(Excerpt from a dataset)
★ ★ ★ ★

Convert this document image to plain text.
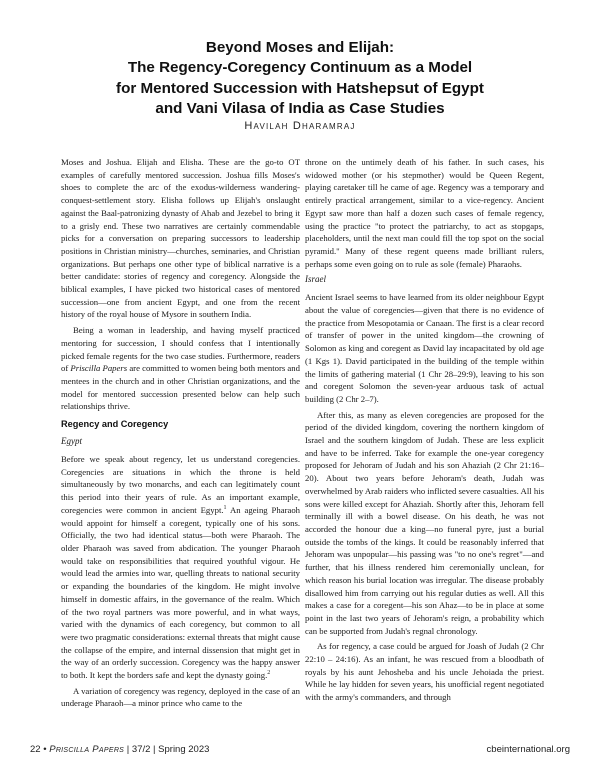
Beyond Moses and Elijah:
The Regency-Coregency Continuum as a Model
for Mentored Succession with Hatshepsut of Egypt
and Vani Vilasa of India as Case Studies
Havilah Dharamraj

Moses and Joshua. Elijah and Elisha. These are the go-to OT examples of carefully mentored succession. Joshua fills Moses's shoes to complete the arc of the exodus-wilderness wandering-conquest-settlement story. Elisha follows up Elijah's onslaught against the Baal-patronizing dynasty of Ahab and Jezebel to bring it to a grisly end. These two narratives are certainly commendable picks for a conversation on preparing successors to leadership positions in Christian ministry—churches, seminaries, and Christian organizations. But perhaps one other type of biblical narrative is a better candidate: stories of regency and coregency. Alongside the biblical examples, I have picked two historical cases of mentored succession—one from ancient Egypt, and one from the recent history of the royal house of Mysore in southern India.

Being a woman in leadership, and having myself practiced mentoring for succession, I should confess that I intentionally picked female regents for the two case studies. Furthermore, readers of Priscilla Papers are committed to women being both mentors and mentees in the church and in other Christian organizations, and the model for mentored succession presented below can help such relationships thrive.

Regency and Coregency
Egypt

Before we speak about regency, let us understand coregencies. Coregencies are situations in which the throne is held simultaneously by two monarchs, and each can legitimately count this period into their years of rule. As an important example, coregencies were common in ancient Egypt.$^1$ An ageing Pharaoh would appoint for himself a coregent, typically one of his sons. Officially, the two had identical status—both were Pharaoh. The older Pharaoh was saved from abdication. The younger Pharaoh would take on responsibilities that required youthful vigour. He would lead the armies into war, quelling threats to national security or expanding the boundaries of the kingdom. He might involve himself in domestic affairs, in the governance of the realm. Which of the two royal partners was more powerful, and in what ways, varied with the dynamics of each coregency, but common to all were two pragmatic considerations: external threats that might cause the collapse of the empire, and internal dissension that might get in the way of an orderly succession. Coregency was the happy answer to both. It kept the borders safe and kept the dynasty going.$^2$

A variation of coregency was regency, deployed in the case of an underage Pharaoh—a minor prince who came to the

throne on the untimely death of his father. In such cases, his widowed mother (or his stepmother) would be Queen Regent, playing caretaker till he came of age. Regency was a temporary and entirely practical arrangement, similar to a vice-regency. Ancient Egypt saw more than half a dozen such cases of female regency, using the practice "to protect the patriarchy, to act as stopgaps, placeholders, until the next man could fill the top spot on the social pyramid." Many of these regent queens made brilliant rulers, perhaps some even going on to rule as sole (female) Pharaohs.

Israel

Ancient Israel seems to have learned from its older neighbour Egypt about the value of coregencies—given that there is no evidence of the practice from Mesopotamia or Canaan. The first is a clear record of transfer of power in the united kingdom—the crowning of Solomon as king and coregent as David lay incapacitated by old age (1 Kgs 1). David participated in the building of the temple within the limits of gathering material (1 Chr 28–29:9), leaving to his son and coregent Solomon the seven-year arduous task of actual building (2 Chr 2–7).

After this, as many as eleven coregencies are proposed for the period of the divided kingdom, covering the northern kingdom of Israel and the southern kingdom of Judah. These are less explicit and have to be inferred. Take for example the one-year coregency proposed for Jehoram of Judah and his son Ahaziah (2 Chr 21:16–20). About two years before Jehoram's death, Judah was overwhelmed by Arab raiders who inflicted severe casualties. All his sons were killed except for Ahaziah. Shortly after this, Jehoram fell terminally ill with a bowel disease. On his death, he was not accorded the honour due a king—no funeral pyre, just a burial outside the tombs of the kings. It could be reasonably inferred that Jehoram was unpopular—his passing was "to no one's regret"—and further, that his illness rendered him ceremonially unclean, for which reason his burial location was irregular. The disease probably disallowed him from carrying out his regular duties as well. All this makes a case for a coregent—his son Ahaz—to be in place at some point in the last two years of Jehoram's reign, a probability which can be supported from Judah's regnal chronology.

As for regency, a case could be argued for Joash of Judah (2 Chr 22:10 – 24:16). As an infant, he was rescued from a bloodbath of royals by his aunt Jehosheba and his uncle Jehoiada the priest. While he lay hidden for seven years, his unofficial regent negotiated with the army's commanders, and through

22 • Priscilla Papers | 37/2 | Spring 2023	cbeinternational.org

★ ★ ★ ★

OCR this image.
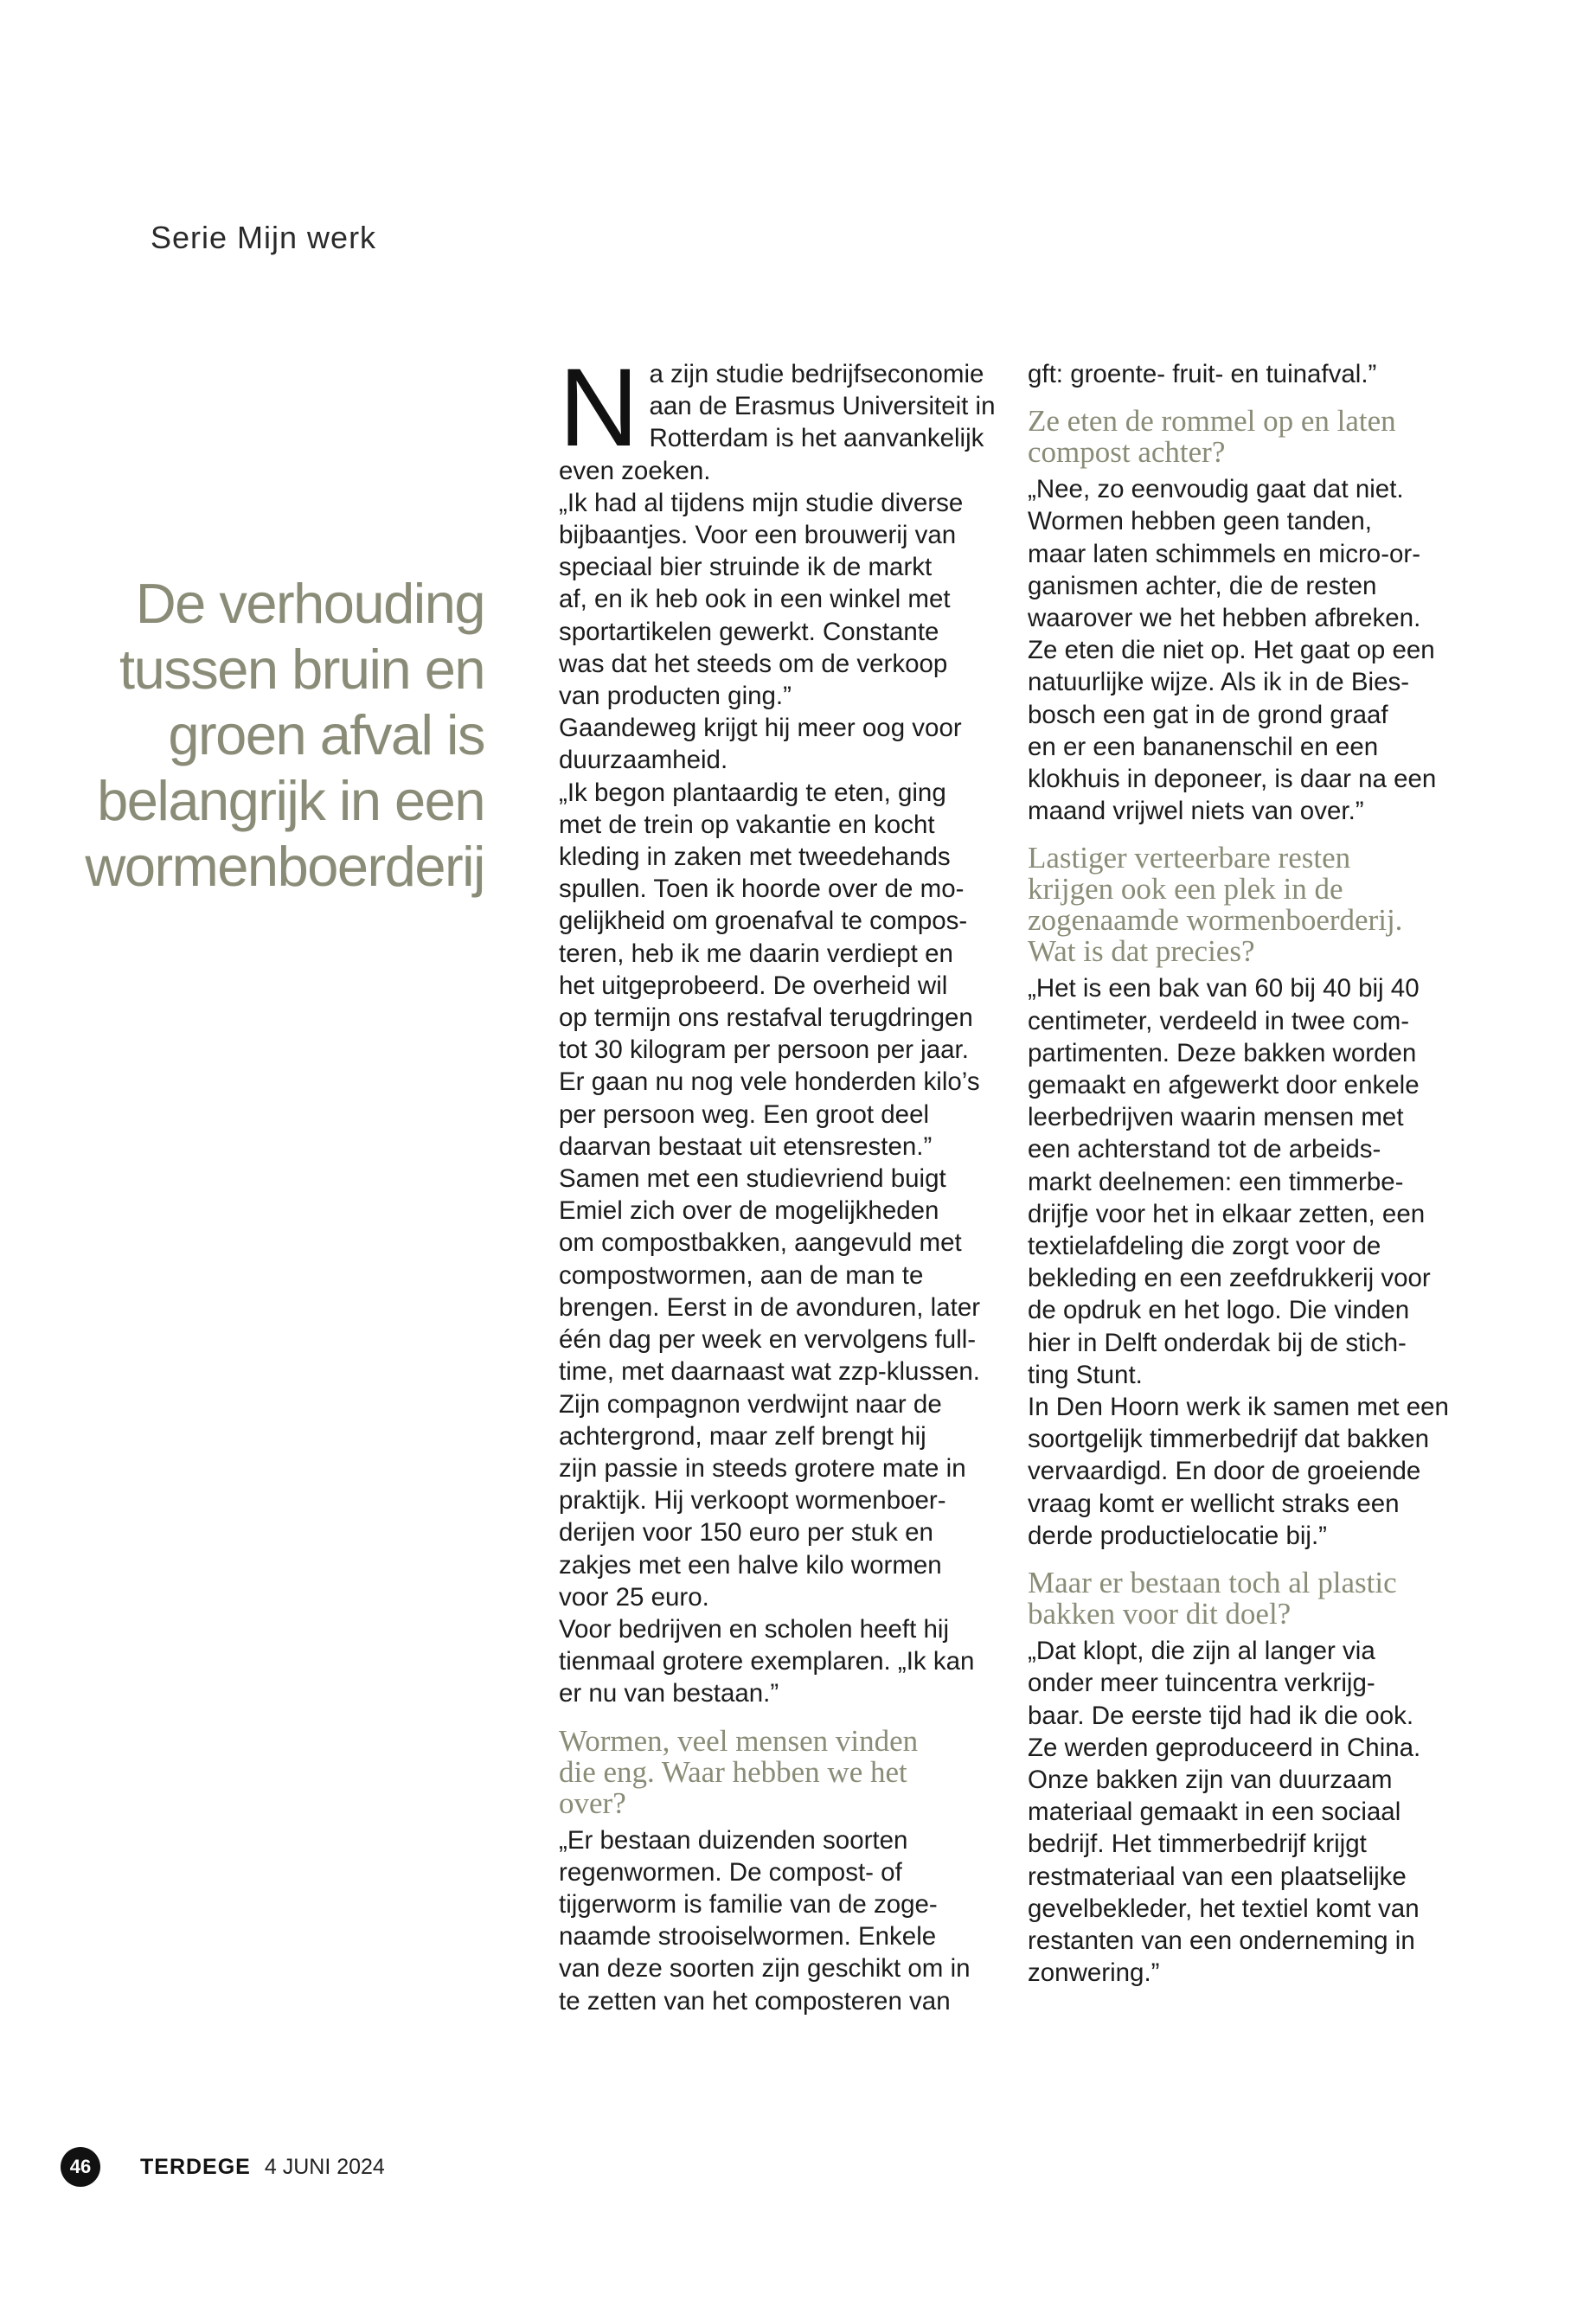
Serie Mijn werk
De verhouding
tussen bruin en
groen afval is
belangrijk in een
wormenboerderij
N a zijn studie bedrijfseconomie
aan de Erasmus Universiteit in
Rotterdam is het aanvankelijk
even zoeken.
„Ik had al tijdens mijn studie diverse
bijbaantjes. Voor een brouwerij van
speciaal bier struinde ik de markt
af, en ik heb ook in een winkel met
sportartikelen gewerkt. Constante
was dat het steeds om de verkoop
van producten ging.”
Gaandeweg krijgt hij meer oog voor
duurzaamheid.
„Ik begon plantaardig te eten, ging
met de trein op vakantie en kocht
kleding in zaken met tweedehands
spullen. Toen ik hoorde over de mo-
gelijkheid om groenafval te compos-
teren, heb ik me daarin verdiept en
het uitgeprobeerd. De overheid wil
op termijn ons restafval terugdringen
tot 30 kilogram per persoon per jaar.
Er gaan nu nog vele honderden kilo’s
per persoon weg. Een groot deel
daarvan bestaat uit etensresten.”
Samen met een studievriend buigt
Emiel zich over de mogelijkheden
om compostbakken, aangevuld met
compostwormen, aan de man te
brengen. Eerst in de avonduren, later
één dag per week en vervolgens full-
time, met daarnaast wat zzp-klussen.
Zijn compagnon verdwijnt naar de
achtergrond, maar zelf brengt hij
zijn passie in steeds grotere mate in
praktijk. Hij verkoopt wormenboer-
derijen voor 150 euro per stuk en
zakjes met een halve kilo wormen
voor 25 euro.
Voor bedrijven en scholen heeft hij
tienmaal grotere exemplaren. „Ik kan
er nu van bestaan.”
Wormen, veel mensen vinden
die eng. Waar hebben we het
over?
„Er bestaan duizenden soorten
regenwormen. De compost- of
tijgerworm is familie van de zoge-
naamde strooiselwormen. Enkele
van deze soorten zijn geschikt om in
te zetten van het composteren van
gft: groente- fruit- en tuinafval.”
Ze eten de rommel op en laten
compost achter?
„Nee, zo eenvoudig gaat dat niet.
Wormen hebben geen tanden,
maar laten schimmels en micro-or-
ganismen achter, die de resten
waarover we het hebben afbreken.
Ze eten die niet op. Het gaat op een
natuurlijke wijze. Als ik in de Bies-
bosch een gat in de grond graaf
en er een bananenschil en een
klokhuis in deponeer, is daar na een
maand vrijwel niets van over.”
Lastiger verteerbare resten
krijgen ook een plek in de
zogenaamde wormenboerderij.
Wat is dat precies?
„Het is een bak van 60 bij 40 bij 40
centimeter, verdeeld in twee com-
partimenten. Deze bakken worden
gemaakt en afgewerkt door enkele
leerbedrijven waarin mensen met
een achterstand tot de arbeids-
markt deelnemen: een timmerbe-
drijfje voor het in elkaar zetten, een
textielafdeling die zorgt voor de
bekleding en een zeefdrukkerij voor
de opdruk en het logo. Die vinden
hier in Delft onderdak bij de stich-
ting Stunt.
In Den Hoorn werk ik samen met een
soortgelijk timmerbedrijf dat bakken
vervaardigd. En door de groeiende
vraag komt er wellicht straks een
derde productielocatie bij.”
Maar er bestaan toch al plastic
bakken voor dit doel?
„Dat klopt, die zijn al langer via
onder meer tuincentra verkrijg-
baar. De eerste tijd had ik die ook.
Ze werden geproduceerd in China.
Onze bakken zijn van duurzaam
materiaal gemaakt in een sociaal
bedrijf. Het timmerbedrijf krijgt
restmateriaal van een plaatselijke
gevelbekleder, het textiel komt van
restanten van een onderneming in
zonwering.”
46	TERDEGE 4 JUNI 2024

★ ★ ★ ★

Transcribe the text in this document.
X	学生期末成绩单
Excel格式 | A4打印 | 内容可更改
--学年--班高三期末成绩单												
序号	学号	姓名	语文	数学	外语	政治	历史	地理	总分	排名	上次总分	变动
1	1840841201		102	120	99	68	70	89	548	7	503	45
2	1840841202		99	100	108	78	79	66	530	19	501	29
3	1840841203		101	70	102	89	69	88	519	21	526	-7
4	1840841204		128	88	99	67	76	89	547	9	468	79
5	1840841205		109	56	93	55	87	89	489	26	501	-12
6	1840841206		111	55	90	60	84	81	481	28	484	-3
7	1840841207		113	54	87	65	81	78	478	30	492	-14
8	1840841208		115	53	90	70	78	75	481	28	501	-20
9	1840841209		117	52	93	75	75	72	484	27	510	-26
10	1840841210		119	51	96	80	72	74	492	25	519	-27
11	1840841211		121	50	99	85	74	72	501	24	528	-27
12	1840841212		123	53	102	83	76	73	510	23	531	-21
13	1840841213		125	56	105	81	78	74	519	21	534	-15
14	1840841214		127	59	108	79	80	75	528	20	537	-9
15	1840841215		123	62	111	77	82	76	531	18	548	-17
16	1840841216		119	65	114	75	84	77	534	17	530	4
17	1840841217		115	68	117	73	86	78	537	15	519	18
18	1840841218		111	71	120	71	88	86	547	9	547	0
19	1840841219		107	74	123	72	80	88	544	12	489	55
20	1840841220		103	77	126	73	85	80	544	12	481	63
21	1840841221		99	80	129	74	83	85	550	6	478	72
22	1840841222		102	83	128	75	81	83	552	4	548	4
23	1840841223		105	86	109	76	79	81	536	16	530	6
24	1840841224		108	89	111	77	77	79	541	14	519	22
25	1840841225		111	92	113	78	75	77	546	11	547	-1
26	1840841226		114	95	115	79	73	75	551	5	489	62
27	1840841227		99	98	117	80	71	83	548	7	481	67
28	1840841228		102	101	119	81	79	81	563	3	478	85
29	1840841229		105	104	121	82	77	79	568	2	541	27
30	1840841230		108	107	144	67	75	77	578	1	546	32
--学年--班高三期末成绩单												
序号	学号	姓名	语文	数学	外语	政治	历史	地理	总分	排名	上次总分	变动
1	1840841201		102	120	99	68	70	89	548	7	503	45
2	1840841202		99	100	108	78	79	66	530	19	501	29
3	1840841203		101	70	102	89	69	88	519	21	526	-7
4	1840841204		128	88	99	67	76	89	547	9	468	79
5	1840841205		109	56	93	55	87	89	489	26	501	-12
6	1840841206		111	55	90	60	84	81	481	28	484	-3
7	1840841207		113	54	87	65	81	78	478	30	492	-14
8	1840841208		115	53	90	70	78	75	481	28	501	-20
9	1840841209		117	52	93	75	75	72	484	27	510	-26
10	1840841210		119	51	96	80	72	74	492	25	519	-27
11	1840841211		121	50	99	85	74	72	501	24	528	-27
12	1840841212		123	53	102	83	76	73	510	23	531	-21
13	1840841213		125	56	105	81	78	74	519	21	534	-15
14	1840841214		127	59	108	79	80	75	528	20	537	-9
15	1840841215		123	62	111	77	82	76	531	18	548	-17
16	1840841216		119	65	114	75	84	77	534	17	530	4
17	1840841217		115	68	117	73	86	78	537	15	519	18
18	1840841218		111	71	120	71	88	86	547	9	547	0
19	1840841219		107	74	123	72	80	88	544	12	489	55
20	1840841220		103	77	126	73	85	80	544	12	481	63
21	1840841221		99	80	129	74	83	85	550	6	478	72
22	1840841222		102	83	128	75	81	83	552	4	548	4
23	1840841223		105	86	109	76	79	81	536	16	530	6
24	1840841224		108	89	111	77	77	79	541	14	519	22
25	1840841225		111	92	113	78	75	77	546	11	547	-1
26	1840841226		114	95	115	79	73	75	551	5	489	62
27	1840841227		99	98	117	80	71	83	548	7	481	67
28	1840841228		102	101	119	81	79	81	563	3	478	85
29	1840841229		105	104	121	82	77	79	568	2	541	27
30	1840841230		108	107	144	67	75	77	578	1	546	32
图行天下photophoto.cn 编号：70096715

★ ★ ★ ★

▶ _WRITTEN PROBLEM_: From the entries, copy out each line containing the word "Judah".

▶ _EXPECTED ANSWER_:
After this, as many as eleven coregencies are proposed for the period of the divided kingdom, covering the northern kingdom of Israel and the southern kingdom of Judah. These are less explicit and have to be inferred. Take for example the one-year coregency proposed for Jehoram of Judah and his son Ahaziah (2 Chr 21:16–20). About two years before Jehoram's death, Judah was overwhelmed by Arab raiders who inflicted severe casualties. All his sons were killed except for Ahaziah. Shortly after this, Jehoram fell terminally ill with a bowel disease. On his death, he was not accorded the honour due a king—no funeral pyre, just a burial outside the tombs of the kings. It could be reasonably inferred that Jehoram was unpopular—his passing was "to no one's regret"—and further, that his illness rendered him ceremonially unclean, for which reason his burial location was irregular. The disease probably disallowed him from carrying out his regular duties as well. All this makes a case for a coregent—his son Ahaz—to be in place at some point in the last two years of Jehoram's reign, a probability which can be supported from Judah's regnal chronology.
As for regency, a case could be argued for Joash of Judah (2 Chr 22:10 – 24:16). As an infant, he was rescued from a bloodbath of royals by his aunt Jehosheba and his uncle Jehoiada the priest. While he lay hidden for seven years, his unofficial regent negotiated with the army's commanders, and through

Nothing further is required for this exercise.